** RAW RECORDS **
— Begin —
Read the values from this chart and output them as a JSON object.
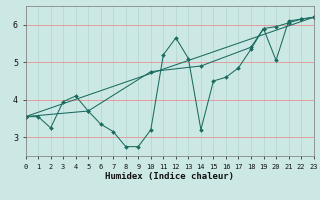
{
  "xlabel": "Humidex (Indice chaleur)",
  "bg_color": "#cce8e4",
  "line_color": "#1a6b60",
  "xlim": [
    0,
    23
  ],
  "ylim": [
    2.5,
    6.5
  ],
  "xticks": [
    0,
    1,
    2,
    3,
    4,
    5,
    6,
    7,
    8,
    9,
    10,
    11,
    12,
    13,
    14,
    15,
    16,
    17,
    18,
    19,
    20,
    21,
    22,
    23
  ],
  "yticks": [
    3,
    4,
    5,
    6
  ],
  "hgrid_color": "#e89090",
  "vgrid_color": "#b8d8d4",
  "lines": [
    {
      "x": [
        0,
        23
      ],
      "y": [
        3.55,
        6.2
      ]
    },
    {
      "x": [
        0,
        5,
        10,
        14,
        18,
        19,
        20,
        21,
        22,
        23
      ],
      "y": [
        3.55,
        3.7,
        4.75,
        4.9,
        5.4,
        5.9,
        5.95,
        6.05,
        6.15,
        6.2
      ]
    },
    {
      "x": [
        0,
        1,
        2,
        3,
        4,
        5,
        6,
        7,
        8,
        9,
        10,
        11,
        12,
        13,
        14,
        15,
        16,
        17,
        18,
        19,
        20,
        21,
        22,
        23
      ],
      "y": [
        3.55,
        3.55,
        3.25,
        3.95,
        4.1,
        3.7,
        3.35,
        3.15,
        2.75,
        2.75,
        3.2,
        5.2,
        5.65,
        5.1,
        3.2,
        4.5,
        4.6,
        4.85,
        5.35,
        5.9,
        5.05,
        6.1,
        6.15,
        6.2
      ]
    }
  ]
}
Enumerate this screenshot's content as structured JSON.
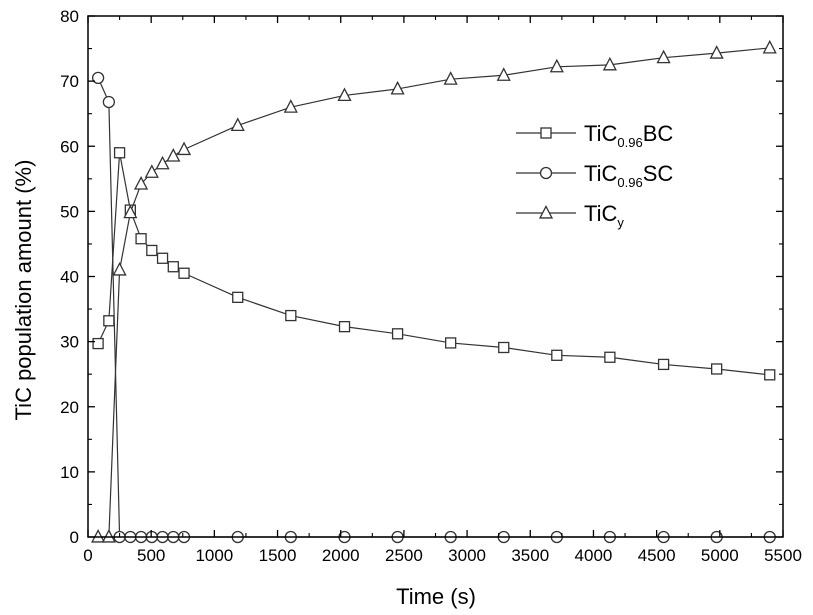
{
  "chart_data": {
    "type": "line",
    "xlabel": "Time (s)",
    "ylabel": "TiC population amount (%)",
    "xlim": [
      0,
      5500
    ],
    "ylim": [
      0,
      80
    ],
    "x_ticks": [
      "0",
      "500",
      "1000",
      "1500",
      "2000",
      "2500",
      "3000",
      "3500",
      "4000",
      "4500",
      "5000",
      "5500"
    ],
    "y_ticks": [
      "0",
      "10",
      "20",
      "30",
      "40",
      "50",
      "60",
      "70",
      "80"
    ],
    "grid": false,
    "legend_position": "upper-right",
    "line_color": "#333333",
    "series": [
      {
        "name_main": "TiC",
        "name_sub": "0.96",
        "name_tail": "BC",
        "marker": "square",
        "points": [
          [
            80,
            29.7
          ],
          [
            165,
            33.2
          ],
          [
            250,
            59.0
          ],
          [
            335,
            50.2
          ],
          [
            420,
            45.8
          ],
          [
            505,
            44.0
          ],
          [
            590,
            42.8
          ],
          [
            675,
            41.5
          ],
          [
            760,
            40.5
          ],
          [
            1185,
            36.8
          ],
          [
            1605,
            34.0
          ],
          [
            2030,
            32.3
          ],
          [
            2450,
            31.2
          ],
          [
            2870,
            29.8
          ],
          [
            3290,
            29.1
          ],
          [
            3710,
            27.9
          ],
          [
            4130,
            27.6
          ],
          [
            4555,
            26.5
          ],
          [
            4975,
            25.8
          ],
          [
            5395,
            24.9
          ]
        ]
      },
      {
        "name_main": "TiC",
        "name_sub": "0.96",
        "name_tail": "SC",
        "marker": "circle",
        "points": [
          [
            80,
            70.5
          ],
          [
            165,
            66.8
          ],
          [
            250,
            0.0
          ],
          [
            335,
            0.0
          ],
          [
            420,
            0.0
          ],
          [
            505,
            0.0
          ],
          [
            590,
            0.0
          ],
          [
            675,
            0.0
          ],
          [
            760,
            0.0
          ],
          [
            1185,
            0.0
          ],
          [
            1605,
            0.0
          ],
          [
            2030,
            0.0
          ],
          [
            2450,
            0.0
          ],
          [
            2870,
            0.0
          ],
          [
            3290,
            0.0
          ],
          [
            3710,
            0.0
          ],
          [
            4130,
            0.0
          ],
          [
            4555,
            0.0
          ],
          [
            4975,
            0.0
          ],
          [
            5395,
            0.0
          ]
        ]
      },
      {
        "name_main": "TiC",
        "name_sub": "y",
        "name_tail": "",
        "marker": "triangle",
        "points": [
          [
            80,
            0.0
          ],
          [
            165,
            0.0
          ],
          [
            250,
            41.0
          ],
          [
            335,
            49.8
          ],
          [
            420,
            54.2
          ],
          [
            505,
            56.0
          ],
          [
            590,
            57.3
          ],
          [
            675,
            58.5
          ],
          [
            760,
            59.5
          ],
          [
            1185,
            63.2
          ],
          [
            1605,
            66.0
          ],
          [
            2030,
            67.8
          ],
          [
            2450,
            68.8
          ],
          [
            2870,
            70.3
          ],
          [
            3290,
            70.9
          ],
          [
            3710,
            72.2
          ],
          [
            4130,
            72.5
          ],
          [
            4555,
            73.6
          ],
          [
            4975,
            74.3
          ],
          [
            5395,
            75.1
          ]
        ]
      }
    ]
  }
}
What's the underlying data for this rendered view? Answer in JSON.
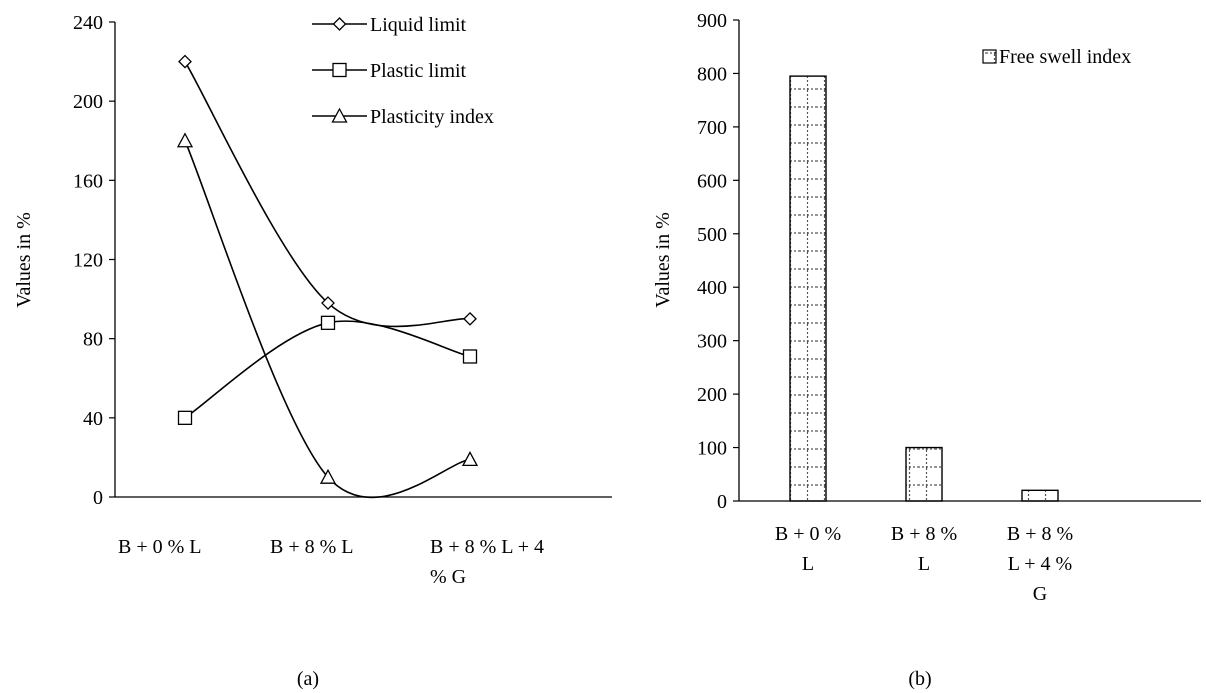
{
  "panel_labels": [
    "(a)",
    "(b)"
  ],
  "chart_data": [
    {
      "type": "line",
      "panel": "(a)",
      "ylabel": "Values in %",
      "xlabel": "",
      "ylim": [
        0,
        240
      ],
      "yticks": [
        0,
        40,
        80,
        120,
        160,
        200,
        240
      ],
      "categories": [
        "B + 0 % L",
        "B + 8 % L",
        "B + 8 % L + 4 % G"
      ],
      "category_lines": [
        [
          "B + 0 % L"
        ],
        [
          "B + 8 % L"
        ],
        [
          "B + 8 % L + 4",
          "% G"
        ]
      ],
      "legend_position": "top-right",
      "grid": false,
      "smooth": true,
      "series": [
        {
          "name": "Liquid limit",
          "marker": "diamond",
          "values": [
            220,
            98,
            90
          ]
        },
        {
          "name": "Plastic limit",
          "marker": "square",
          "values": [
            40,
            88,
            71
          ]
        },
        {
          "name": "Plasticity index",
          "marker": "triangle",
          "values": [
            180,
            10,
            19
          ]
        }
      ]
    },
    {
      "type": "bar",
      "panel": "(b)",
      "ylabel": "Values in %",
      "xlabel": "",
      "ylim": [
        0,
        900
      ],
      "yticks": [
        0,
        100,
        200,
        300,
        400,
        500,
        600,
        700,
        800,
        900
      ],
      "categories": [
        "B + 0 % L",
        "B + 8 % L",
        "B + 8 % L + 4 % G"
      ],
      "category_lines": [
        [
          "B + 0 %",
          "L"
        ],
        [
          "B + 8 %",
          "L"
        ],
        [
          "B + 8 %",
          "L + 4 %",
          "G"
        ]
      ],
      "legend_position": "top-right",
      "grid": false,
      "pattern": "dotted-grid",
      "series": [
        {
          "name": "Free swell index",
          "values": [
            795,
            100,
            20
          ]
        }
      ]
    }
  ]
}
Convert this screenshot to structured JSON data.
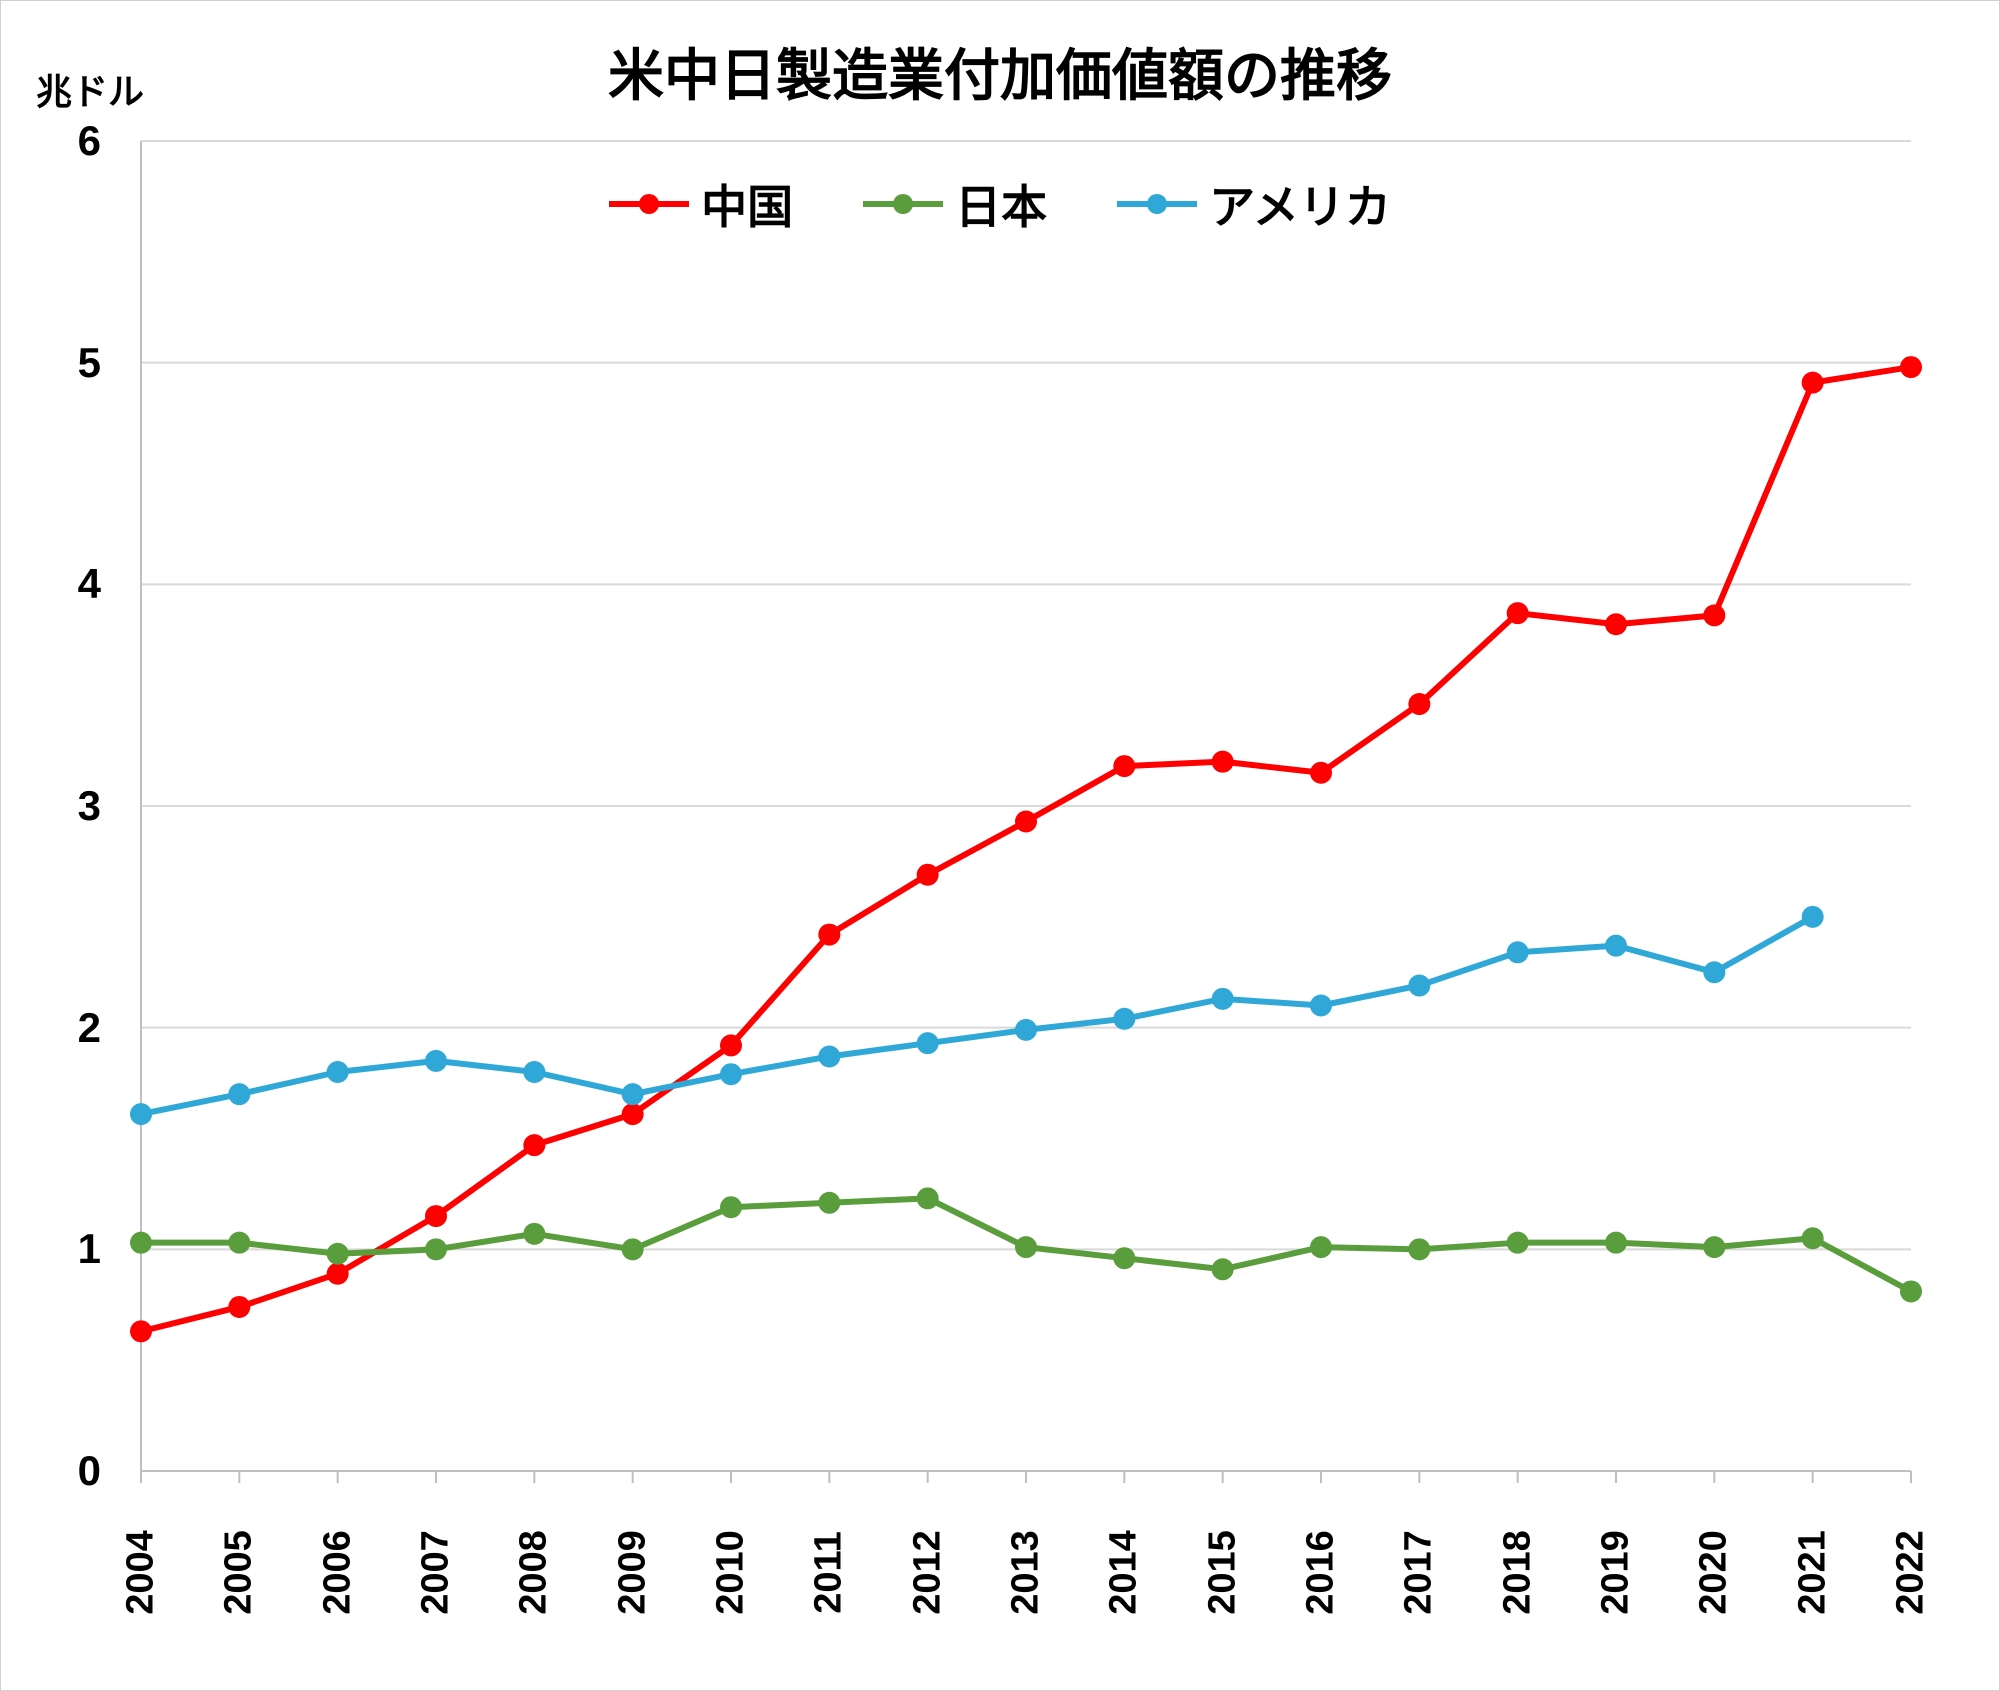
{
  "chart": {
    "type": "line",
    "title": "米中日製造業付加価値額の推移",
    "ylabel_unit": "兆ドル",
    "background_color": "#ffffff",
    "grid_color": "#d9d9d9",
    "axis_color": "#bfbfbf",
    "title_fontsize": 56,
    "label_fontsize": 38,
    "tick_fontsize": 42,
    "legend_fontsize": 46,
    "line_width": 6,
    "marker_radius": 11,
    "years": [
      "2004",
      "2005",
      "2006",
      "2007",
      "2008",
      "2009",
      "2010",
      "2011",
      "2012",
      "2013",
      "2014",
      "2015",
      "2016",
      "2017",
      "2018",
      "2019",
      "2020",
      "2021",
      "2022"
    ],
    "ylim": [
      0,
      6
    ],
    "ytick_step": 1,
    "yticks": [
      "0",
      "1",
      "2",
      "3",
      "4",
      "5",
      "6"
    ],
    "series": [
      {
        "name": "中国",
        "color": "#ff0000",
        "values": [
          0.63,
          0.74,
          0.89,
          1.15,
          1.47,
          1.61,
          1.92,
          2.42,
          2.69,
          2.93,
          3.18,
          3.2,
          3.15,
          3.46,
          3.87,
          3.82,
          3.86,
          4.91,
          4.98
        ]
      },
      {
        "name": "日本",
        "color": "#5a9d3c",
        "values": [
          1.03,
          1.03,
          0.98,
          1.0,
          1.07,
          1.0,
          1.19,
          1.21,
          1.23,
          1.01,
          0.96,
          0.91,
          1.01,
          1.0,
          1.03,
          1.03,
          1.01,
          1.05,
          0.81
        ]
      },
      {
        "name": "アメリカ",
        "color": "#2fa8d8",
        "values": [
          1.61,
          1.7,
          1.8,
          1.85,
          1.8,
          1.7,
          1.79,
          1.87,
          1.93,
          1.99,
          2.04,
          2.13,
          2.1,
          2.19,
          2.34,
          2.37,
          2.25,
          2.5,
          null
        ]
      }
    ],
    "legend_position": "top-center"
  }
}
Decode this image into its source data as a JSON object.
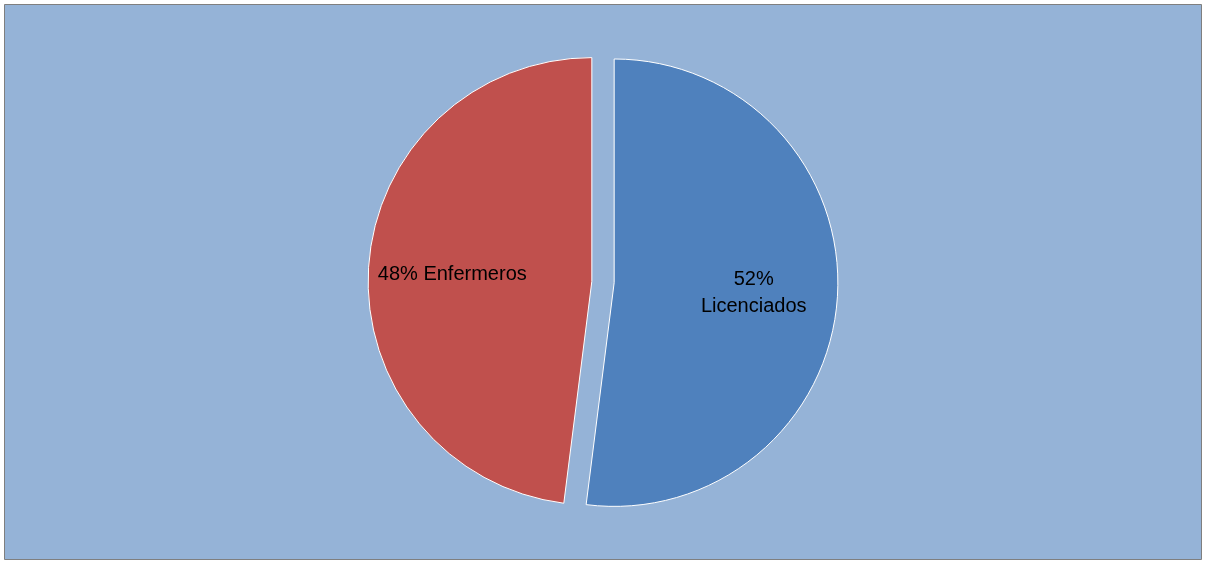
— End —
** WHAT THE TASK REQUIRES **
Which lines above contain the word "type"? Copy each of them.

** SOLUTION TO THIS TASK **
    "type": "line",
      "type": "line",
      "type": "bar",
    "type": "line",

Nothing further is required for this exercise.